→ SET TASK
For the data below, work out how many lines contain the word "Basic" and supply only that number.

→ LISTED RECORDS
════════

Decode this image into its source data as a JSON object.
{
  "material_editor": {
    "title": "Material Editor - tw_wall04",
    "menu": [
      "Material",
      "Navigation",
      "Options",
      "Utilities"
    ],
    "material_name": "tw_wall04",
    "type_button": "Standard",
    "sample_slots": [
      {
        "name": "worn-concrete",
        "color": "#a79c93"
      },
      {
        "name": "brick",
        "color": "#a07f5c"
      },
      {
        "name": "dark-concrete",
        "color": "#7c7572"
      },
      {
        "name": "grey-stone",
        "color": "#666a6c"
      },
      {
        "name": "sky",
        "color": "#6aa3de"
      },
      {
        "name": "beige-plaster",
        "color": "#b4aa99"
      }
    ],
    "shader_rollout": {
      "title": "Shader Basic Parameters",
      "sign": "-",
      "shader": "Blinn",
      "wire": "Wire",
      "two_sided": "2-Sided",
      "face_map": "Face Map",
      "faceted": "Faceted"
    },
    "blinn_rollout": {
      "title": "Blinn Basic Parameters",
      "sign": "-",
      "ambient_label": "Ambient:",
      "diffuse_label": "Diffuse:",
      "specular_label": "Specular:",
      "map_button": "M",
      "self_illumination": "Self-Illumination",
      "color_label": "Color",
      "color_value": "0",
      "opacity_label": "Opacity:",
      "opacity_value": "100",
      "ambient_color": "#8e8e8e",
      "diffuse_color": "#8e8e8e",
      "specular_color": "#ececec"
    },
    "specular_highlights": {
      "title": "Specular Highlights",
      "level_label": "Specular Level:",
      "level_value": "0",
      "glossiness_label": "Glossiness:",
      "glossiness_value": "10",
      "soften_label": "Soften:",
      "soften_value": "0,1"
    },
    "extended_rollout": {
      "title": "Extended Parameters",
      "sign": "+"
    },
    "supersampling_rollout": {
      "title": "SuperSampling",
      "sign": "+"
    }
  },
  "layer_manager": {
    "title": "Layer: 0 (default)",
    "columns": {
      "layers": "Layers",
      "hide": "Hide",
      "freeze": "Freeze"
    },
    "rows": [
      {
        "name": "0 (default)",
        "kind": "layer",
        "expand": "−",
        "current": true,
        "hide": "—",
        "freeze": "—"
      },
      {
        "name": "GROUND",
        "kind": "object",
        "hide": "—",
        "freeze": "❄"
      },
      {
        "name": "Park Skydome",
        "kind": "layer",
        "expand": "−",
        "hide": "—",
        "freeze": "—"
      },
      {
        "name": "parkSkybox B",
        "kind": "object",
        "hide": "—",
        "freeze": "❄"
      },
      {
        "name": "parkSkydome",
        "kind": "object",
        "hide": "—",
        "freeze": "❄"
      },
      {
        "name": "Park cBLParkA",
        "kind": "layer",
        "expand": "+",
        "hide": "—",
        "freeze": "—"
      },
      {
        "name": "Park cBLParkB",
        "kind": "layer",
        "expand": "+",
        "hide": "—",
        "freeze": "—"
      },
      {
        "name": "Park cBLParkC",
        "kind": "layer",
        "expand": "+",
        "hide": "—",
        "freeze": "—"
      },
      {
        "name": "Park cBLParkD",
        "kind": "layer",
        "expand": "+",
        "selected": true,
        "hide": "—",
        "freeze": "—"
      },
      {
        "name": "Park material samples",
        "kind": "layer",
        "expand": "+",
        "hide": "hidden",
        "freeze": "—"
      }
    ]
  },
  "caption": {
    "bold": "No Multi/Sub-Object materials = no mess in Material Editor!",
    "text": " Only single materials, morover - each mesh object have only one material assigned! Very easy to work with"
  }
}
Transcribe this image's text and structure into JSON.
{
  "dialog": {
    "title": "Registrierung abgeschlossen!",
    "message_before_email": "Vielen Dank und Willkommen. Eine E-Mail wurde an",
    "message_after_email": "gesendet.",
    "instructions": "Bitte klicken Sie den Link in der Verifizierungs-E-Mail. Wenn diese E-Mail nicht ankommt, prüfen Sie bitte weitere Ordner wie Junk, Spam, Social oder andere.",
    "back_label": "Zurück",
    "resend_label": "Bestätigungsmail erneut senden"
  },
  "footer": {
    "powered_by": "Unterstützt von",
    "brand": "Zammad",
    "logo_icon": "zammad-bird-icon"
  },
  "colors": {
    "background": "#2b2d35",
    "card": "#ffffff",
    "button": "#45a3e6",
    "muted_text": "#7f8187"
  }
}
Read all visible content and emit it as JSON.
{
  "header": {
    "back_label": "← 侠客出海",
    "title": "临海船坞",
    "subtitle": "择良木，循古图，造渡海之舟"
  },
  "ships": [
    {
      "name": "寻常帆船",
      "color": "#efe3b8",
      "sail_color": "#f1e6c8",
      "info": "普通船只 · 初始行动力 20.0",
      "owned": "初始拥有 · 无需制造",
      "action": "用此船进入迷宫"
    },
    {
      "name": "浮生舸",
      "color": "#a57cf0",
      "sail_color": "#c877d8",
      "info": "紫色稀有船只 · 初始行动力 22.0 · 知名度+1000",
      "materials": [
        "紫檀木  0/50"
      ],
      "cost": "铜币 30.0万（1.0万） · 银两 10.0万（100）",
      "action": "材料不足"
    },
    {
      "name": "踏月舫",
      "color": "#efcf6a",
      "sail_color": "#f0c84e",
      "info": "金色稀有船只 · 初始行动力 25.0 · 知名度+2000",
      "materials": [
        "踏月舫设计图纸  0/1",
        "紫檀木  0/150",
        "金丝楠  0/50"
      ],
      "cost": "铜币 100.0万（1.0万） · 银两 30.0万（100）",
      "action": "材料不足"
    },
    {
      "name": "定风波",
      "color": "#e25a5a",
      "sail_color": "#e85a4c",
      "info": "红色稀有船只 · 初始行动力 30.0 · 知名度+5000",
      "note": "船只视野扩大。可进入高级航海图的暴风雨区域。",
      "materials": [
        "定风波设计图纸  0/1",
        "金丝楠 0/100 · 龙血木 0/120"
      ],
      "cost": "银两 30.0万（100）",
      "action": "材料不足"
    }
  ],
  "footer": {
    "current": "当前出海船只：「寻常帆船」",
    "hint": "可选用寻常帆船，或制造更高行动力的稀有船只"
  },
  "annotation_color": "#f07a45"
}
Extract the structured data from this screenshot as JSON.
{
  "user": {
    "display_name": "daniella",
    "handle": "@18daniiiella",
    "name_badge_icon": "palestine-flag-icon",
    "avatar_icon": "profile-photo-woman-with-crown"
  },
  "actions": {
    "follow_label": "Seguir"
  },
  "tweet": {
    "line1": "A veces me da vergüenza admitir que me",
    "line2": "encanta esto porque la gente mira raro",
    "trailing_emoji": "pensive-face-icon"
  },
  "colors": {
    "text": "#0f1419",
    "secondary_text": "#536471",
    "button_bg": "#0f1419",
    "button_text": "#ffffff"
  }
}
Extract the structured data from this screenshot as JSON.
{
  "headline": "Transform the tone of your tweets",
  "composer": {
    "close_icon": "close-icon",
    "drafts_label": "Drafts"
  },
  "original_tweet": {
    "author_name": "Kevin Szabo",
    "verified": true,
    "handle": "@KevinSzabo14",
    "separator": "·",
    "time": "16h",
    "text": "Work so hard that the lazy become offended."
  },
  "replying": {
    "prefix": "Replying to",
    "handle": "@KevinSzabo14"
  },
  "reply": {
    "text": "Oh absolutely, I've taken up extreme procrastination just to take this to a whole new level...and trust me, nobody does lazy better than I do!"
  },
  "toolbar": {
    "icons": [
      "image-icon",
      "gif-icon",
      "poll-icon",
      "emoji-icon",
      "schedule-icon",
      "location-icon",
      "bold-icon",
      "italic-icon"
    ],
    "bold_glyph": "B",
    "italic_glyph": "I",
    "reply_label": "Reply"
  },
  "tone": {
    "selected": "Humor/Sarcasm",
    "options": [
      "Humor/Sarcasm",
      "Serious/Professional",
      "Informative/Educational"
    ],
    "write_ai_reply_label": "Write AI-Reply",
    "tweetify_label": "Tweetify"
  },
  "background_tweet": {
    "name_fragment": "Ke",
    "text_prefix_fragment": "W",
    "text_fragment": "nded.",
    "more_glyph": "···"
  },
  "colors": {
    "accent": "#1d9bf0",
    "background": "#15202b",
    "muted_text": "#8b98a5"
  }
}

════════

→ ANSWER
2